# start of Excerpted records

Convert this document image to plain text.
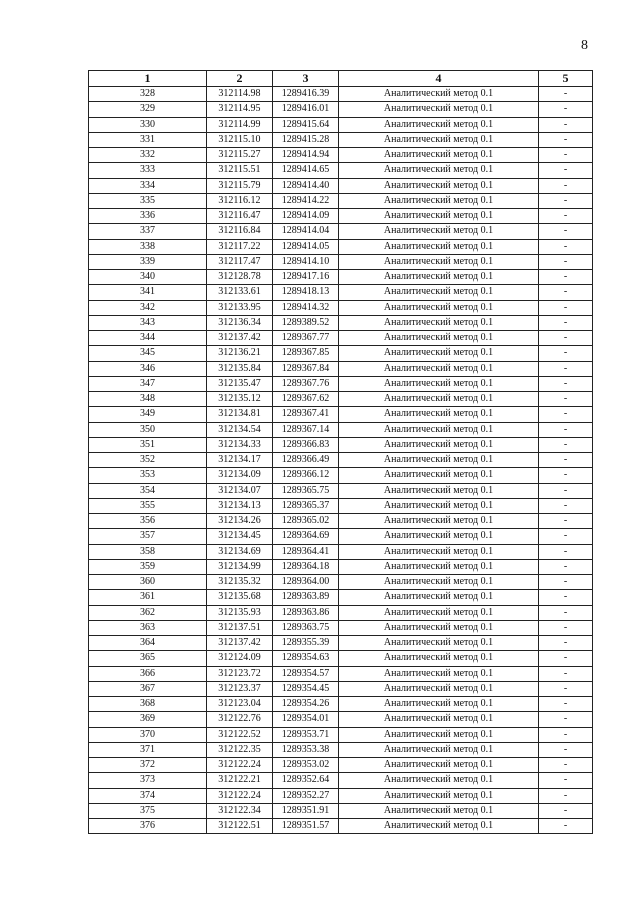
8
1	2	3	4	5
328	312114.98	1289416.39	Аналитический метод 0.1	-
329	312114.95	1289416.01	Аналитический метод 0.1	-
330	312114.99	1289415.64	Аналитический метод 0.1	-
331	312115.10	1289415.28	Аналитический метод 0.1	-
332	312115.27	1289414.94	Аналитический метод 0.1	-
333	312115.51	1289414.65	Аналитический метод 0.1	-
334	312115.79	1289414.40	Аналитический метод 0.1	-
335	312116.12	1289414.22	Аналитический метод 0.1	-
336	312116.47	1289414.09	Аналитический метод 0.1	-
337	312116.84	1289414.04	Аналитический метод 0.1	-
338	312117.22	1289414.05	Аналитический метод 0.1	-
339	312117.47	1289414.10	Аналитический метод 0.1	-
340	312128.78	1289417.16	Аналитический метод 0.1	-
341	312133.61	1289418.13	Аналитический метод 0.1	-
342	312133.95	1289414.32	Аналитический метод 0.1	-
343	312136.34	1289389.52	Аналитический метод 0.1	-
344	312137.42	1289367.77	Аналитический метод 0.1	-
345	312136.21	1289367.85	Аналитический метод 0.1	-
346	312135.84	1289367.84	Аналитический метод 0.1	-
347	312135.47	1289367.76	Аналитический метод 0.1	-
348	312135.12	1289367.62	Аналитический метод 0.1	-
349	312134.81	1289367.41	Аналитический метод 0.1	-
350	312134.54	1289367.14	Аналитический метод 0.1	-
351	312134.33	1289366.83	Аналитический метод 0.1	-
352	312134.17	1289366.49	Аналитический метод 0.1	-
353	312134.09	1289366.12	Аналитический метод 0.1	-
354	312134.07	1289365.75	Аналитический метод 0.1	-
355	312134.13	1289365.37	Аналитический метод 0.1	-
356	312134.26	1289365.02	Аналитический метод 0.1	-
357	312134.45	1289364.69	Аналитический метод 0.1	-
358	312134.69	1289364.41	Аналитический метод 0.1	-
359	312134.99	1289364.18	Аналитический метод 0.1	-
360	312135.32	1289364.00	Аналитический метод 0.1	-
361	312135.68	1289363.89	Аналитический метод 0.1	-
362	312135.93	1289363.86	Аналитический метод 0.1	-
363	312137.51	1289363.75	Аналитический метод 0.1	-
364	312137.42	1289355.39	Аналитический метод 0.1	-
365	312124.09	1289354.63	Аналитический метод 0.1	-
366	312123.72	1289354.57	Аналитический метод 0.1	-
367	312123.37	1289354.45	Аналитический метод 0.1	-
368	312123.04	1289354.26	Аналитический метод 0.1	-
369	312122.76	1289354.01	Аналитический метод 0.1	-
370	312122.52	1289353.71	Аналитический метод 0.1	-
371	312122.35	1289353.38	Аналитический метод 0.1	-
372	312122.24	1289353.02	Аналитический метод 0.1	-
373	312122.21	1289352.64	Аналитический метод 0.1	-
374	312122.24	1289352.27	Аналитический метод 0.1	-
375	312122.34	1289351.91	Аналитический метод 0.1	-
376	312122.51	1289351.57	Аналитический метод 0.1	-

# end of Excerpted records
# start of Excerpted records

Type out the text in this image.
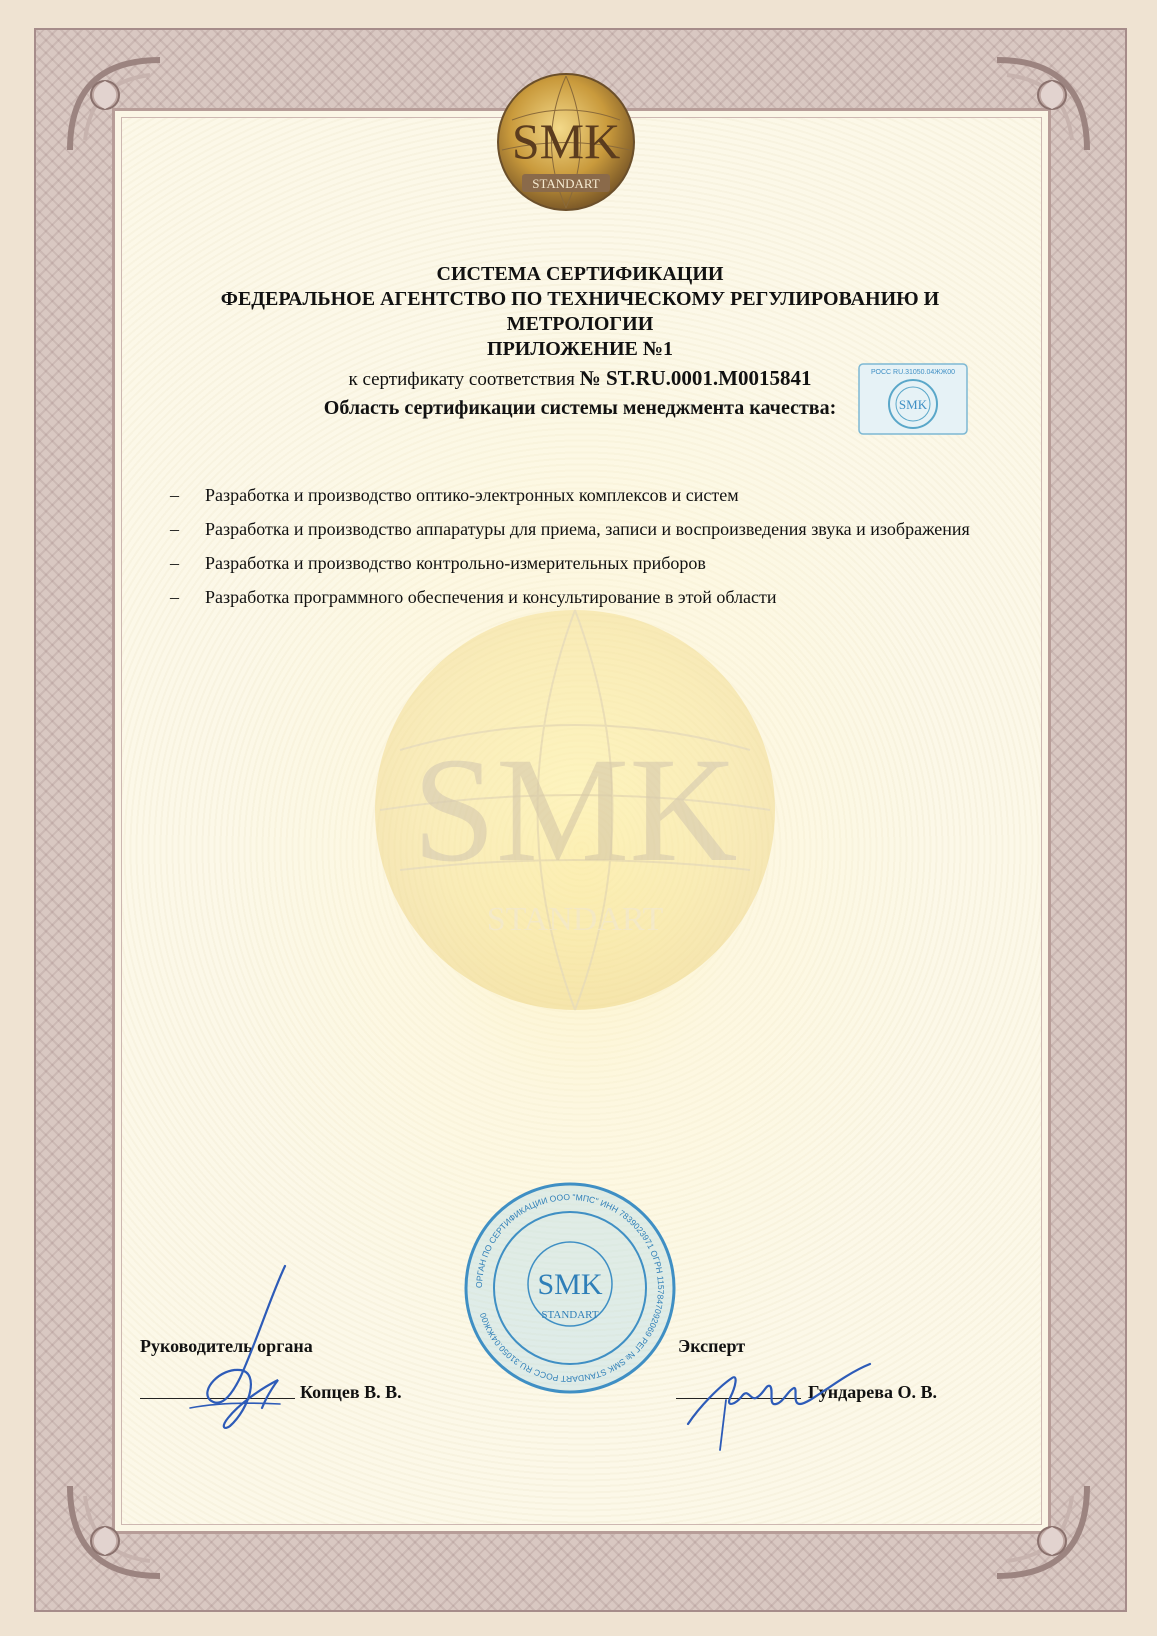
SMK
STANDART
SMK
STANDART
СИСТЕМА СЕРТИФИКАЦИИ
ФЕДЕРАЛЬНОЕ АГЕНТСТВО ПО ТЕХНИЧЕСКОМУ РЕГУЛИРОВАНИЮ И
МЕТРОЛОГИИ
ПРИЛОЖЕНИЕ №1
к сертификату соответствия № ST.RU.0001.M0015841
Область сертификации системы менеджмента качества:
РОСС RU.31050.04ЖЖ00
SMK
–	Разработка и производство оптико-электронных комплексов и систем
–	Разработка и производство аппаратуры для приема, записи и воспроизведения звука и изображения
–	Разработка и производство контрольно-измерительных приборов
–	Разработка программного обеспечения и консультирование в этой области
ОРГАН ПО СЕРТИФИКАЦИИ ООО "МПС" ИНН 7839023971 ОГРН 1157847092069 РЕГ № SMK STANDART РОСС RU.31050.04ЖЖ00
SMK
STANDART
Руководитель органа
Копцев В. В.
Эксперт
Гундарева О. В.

# end of Excerpted records

The problem.
Look through the data above. Find each line with the string "производство" and copy it.

Answer for the task.
–	Разработка и производство оптико-электронных комплексов и систем
–	Разработка и производство аппаратуры для приема, записи и воспроизведения звука и изображения
–	Разработка и производство контрольно-измерительных приборов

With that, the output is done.